Data excerpts:
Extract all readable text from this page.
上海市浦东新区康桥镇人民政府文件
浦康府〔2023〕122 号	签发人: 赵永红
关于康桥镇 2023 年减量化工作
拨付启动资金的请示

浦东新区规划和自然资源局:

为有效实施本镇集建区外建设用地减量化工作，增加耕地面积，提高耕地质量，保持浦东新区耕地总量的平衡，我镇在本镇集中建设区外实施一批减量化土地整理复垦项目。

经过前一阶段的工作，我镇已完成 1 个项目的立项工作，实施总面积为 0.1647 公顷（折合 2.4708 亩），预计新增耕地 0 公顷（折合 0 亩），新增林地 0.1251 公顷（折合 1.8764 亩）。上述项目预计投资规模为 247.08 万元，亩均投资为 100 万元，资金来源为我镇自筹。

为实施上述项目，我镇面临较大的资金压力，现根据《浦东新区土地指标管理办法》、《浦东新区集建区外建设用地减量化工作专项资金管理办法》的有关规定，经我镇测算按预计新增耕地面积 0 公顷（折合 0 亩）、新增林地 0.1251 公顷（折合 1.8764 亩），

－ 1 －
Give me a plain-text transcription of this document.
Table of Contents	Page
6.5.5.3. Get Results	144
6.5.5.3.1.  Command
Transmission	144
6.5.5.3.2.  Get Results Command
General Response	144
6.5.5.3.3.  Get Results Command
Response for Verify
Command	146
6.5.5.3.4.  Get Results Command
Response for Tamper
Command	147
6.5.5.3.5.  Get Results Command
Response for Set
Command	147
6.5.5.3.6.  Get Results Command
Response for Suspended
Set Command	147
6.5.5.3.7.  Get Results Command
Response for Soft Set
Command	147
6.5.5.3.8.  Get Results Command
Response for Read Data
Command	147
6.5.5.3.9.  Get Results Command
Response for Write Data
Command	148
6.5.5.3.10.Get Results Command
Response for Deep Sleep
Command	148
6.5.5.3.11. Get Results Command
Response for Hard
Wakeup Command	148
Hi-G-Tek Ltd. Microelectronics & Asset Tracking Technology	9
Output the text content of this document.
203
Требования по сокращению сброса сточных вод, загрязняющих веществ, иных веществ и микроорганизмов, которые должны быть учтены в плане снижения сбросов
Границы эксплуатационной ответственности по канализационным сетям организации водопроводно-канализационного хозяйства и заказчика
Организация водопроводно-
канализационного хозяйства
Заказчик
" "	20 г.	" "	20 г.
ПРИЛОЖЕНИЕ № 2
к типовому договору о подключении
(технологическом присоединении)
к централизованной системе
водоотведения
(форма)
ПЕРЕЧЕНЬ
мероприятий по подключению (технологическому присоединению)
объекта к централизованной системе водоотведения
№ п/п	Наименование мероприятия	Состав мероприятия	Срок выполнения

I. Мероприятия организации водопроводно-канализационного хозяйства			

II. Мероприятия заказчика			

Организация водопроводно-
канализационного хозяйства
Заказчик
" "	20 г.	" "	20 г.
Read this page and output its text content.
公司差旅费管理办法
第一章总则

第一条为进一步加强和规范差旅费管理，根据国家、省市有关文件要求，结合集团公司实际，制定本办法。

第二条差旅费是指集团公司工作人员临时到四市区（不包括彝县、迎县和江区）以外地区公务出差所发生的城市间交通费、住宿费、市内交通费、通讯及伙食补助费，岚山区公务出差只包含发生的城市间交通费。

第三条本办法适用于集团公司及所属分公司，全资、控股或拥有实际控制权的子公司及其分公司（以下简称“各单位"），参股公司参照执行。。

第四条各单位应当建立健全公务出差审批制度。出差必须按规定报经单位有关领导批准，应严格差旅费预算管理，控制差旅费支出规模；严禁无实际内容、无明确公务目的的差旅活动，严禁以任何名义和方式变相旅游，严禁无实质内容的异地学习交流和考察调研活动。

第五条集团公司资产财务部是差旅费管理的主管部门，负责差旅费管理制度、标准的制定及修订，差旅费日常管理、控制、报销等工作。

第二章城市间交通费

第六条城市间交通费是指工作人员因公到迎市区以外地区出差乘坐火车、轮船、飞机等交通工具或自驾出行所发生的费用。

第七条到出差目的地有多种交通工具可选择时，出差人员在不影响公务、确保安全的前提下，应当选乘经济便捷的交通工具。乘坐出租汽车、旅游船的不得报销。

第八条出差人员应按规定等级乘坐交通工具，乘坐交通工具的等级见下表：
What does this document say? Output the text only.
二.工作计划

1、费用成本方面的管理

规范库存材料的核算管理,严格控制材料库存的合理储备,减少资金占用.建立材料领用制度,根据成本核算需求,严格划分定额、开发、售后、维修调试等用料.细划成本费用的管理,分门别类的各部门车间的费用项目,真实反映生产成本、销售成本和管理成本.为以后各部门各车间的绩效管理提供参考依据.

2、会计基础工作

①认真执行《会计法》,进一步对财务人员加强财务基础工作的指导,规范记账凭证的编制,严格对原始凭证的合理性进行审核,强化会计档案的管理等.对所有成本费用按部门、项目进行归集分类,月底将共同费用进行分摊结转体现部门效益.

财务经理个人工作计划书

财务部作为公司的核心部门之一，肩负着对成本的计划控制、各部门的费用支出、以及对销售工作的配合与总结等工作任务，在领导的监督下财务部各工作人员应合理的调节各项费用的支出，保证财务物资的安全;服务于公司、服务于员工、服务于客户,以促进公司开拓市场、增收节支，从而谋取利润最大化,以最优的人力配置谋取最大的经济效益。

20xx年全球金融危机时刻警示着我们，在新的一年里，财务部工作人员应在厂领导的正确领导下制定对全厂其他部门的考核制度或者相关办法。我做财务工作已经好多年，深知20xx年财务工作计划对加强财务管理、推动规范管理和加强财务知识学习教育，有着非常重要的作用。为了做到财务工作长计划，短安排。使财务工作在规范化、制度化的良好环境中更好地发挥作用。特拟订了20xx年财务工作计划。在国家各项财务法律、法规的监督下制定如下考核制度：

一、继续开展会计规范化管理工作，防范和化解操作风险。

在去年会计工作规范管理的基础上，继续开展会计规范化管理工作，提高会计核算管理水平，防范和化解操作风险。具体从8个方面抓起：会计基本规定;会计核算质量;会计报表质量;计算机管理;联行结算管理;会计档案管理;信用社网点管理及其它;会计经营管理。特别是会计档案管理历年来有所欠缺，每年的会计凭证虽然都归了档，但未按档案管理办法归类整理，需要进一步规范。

» Task statement: Above are some records; extract every one of them exactly.

» Solution:
Extract all readable text from this page.
上海市浦东新区康桥镇人民政府文件
浦康府〔2023〕122 号	签发人: 赵永红
关于康桥镇 2023 年减量化工作
拨付启动资金的请示

浦东新区规划和自然资源局:

为有效实施本镇集建区外建设用地减量化工作，增加耕地面积，提高耕地质量，保持浦东新区耕地总量的平衡，我镇在本镇集中建设区外实施一批减量化土地整理复垦项目。

经过前一阶段的工作，我镇已完成 1 个项目的立项工作，实施总面积为 0.1647 公顷（折合 2.4708 亩），预计新增耕地 0 公顷（折合 0 亩），新增林地 0.1251 公顷（折合 1.8764 亩）。上述项目预计投资规模为 247.08 万元，亩均投资为 100 万元，资金来源为我镇自筹。

为实施上述项目，我镇面临较大的资金压力，现根据《浦东新区土地指标管理办法》、《浦东新区集建区外建设用地减量化工作专项资金管理办法》的有关规定，经我镇测算按预计新增耕地面积 0 公顷（折合 0 亩）、新增林地 0.1251 公顷（折合 1.8764 亩），

－ 1 －
Give me a plain-text transcription of this document.
Table of Contents	Page
6.5.5.3. Get Results	144
6.5.5.3.1.  Command
Transmission	144
6.5.5.3.2.  Get Results Command
General Response	144
6.5.5.3.3.  Get Results Command
Response for Verify
Command	146
6.5.5.3.4.  Get Results Command
Response for Tamper
Command	147
6.5.5.3.5.  Get Results Command
Response for Set
Command	147
6.5.5.3.6.  Get Results Command
Response for Suspended
Set Command	147
6.5.5.3.7.  Get Results Command
Response for Soft Set
Command	147
6.5.5.3.8.  Get Results Command
Response for Read Data
Command	147
6.5.5.3.9.  Get Results Command
Response for Write Data
Command	148
6.5.5.3.10.Get Results Command
Response for Deep Sleep
Command	148
6.5.5.3.11. Get Results Command
Response for Hard
Wakeup Command	148
Hi-G-Tek Ltd. Microelectronics & Asset Tracking Technology	9
Output the text content of this document.
203
Требования по сокращению сброса сточных вод, загрязняющих веществ, иных веществ и микроорганизмов, которые должны быть учтены в плане снижения сбросов
Границы эксплуатационной ответственности по канализационным сетям организации водопроводно-канализационного хозяйства и заказчика
Организация водопроводно-
канализационного хозяйства
Заказчик
" "	20 г.	" "	20 г.
ПРИЛОЖЕНИЕ № 2
к типовому договору о подключении
(технологическом присоединении)
к централизованной системе
водоотведения
(форма)
ПЕРЕЧЕНЬ
мероприятий по подключению (технологическому присоединению)
объекта к централизованной системе водоотведения
№ п/п	Наименование мероприятия	Состав мероприятия	Срок выполнения

I. Мероприятия организации водопроводно-канализационного хозяйства			

II. Мероприятия заказчика			

Организация водопроводно-
канализационного хозяйства
Заказчик
" "	20 г.	" "	20 г.
Read this page and output its text content.
公司差旅费管理办法
第一章总则

第一条为进一步加强和规范差旅费管理，根据国家、省市有关文件要求，结合集团公司实际，制定本办法。

第二条差旅费是指集团公司工作人员临时到四市区（不包括彝县、迎县和江区）以外地区公务出差所发生的城市间交通费、住宿费、市内交通费、通讯及伙食补助费，岚山区公务出差只包含发生的城市间交通费。

第三条本办法适用于集团公司及所属分公司，全资、控股或拥有实际控制权的子公司及其分公司（以下简称“各单位"），参股公司参照执行。。

第四条各单位应当建立健全公务出差审批制度。出差必须按规定报经单位有关领导批准，应严格差旅费预算管理，控制差旅费支出规模；严禁无实际内容、无明确公务目的的差旅活动，严禁以任何名义和方式变相旅游，严禁无实质内容的异地学习交流和考察调研活动。

第五条集团公司资产财务部是差旅费管理的主管部门，负责差旅费管理制度、标准的制定及修订，差旅费日常管理、控制、报销等工作。

第二章城市间交通费

第六条城市间交通费是指工作人员因公到迎市区以外地区出差乘坐火车、轮船、飞机等交通工具或自驾出行所发生的费用。

第七条到出差目的地有多种交通工具可选择时，出差人员在不影响公务、确保安全的前提下，应当选乘经济便捷的交通工具。乘坐出租汽车、旅游船的不得报销。

第八条出差人员应按规定等级乘坐交通工具，乘坐交通工具的等级见下表：
What does this document say? Output the text only.
二.工作计划

1、费用成本方面的管理

规范库存材料的核算管理,严格控制材料库存的合理储备,减少资金占用.建立材料领用制度,根据成本核算需求,严格划分定额、开发、售后、维修调试等用料.细划成本费用的管理,分门别类的各部门车间的费用项目,真实反映生产成本、销售成本和管理成本.为以后各部门各车间的绩效管理提供参考依据.

2、会计基础工作

①认真执行《会计法》,进一步对财务人员加强财务基础工作的指导,规范记账凭证的编制,严格对原始凭证的合理性进行审核,强化会计档案的管理等.对所有成本费用按部门、项目进行归集分类,月底将共同费用进行分摊结转体现部门效益.

财务经理个人工作计划书

财务部作为公司的核心部门之一，肩负着对成本的计划控制、各部门的费用支出、以及对销售工作的配合与总结等工作任务，在领导的监督下财务部各工作人员应合理的调节各项费用的支出，保证财务物资的安全;服务于公司、服务于员工、服务于客户,以促进公司开拓市场、增收节支，从而谋取利润最大化,以最优的人力配置谋取最大的经济效益。

20xx年全球金融危机时刻警示着我们，在新的一年里，财务部工作人员应在厂领导的正确领导下制定对全厂其他部门的考核制度或者相关办法。我做财务工作已经好多年，深知20xx年财务工作计划对加强财务管理、推动规范管理和加强财务知识学习教育，有着非常重要的作用。为了做到财务工作长计划，短安排。使财务工作在规范化、制度化的良好环境中更好地发挥作用。特拟订了20xx年财务工作计划。在国家各项财务法律、法规的监督下制定如下考核制度：

一、继续开展会计规范化管理工作，防范和化解操作风险。

在去年会计工作规范管理的基础上，继续开展会计规范化管理工作，提高会计核算管理水平，防范和化解操作风险。具体从8个方面抓起：会计基本规定;会计核算质量;会计报表质量;计算机管理;联行结算管理;会计档案管理;信用社网点管理及其它;会计经营管理。特别是会计档案管理历年来有所欠缺，每年的会计凭证虽然都归了档，但未按档案管理办法归类整理，需要进一步规范。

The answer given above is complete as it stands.